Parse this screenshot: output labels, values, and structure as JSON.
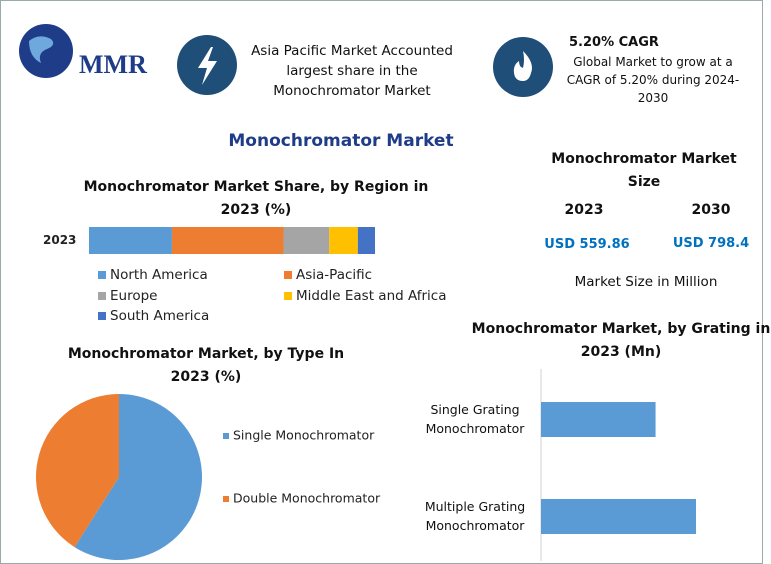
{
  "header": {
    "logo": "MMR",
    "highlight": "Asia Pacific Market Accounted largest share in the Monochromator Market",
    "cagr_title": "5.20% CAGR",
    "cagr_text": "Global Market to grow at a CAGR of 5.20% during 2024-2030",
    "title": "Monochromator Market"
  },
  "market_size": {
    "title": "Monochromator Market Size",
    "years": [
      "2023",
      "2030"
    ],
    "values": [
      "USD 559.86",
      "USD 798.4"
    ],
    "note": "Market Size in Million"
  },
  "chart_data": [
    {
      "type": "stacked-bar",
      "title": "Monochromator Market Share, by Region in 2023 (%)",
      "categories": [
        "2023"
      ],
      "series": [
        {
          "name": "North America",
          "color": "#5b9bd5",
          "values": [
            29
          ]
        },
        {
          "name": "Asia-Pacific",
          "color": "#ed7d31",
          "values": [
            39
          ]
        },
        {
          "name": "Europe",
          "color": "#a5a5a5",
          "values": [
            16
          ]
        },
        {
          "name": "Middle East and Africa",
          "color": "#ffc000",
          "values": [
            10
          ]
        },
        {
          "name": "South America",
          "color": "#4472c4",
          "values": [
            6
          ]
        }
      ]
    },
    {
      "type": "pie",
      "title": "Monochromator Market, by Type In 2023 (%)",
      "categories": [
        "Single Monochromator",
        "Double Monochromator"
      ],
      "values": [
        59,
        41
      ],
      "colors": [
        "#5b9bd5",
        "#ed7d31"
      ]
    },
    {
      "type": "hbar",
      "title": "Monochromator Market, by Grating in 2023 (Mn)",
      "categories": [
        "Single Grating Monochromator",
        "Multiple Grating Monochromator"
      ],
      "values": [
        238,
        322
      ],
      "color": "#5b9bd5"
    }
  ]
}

> _WORK TO BE COMPLETED_
Leave out the pictures and restate everything else word for word.

> _SOLVED EXERCISE_
Parse this screenshot: output labels, values, and structure as JSON.
{
  "header": {
    "logo": "MMR",
    "highlight": "Asia Pacific Market Accounted largest share in the Monochromator Market",
    "cagr_title": "5.20% CAGR",
    "cagr_text": "Global Market to grow at a CAGR of 5.20% during 2024-2030",
    "title": "Monochromator Market"
  },
  "market_size": {
    "title": "Monochromator Market Size",
    "years": [
      "2023",
      "2030"
    ],
    "values": [
      "USD 559.86",
      "USD 798.4"
    ],
    "note": "Market Size in Million"
  },
  "chart_data": [
    {
      "type": "stacked-bar",
      "title": "Monochromator Market Share, by Region in 2023 (%)",
      "categories": [
        "2023"
      ],
      "series": [
        {
          "name": "North America",
          "color": "#5b9bd5",
          "values": [
            29
          ]
        },
        {
          "name": "Asia-Pacific",
          "color": "#ed7d31",
          "values": [
            39
          ]
        },
        {
          "name": "Europe",
          "color": "#a5a5a5",
          "values": [
            16
          ]
        },
        {
          "name": "Middle East and Africa",
          "color": "#ffc000",
          "values": [
            10
          ]
        },
        {
          "name": "South America",
          "color": "#4472c4",
          "values": [
            6
          ]
        }
      ]
    },
    {
      "type": "pie",
      "title": "Monochromator Market, by Type In 2023 (%)",
      "categories": [
        "Single Monochromator",
        "Double Monochromator"
      ],
      "values": [
        59,
        41
      ],
      "colors": [
        "#5b9bd5",
        "#ed7d31"
      ]
    },
    {
      "type": "hbar",
      "title": "Monochromator Market, by Grating in 2023 (Mn)",
      "categories": [
        "Single Grating Monochromator",
        "Multiple Grating Monochromator"
      ],
      "values": [
        238,
        322
      ],
      "color": "#5b9bd5"
    }
  ]
}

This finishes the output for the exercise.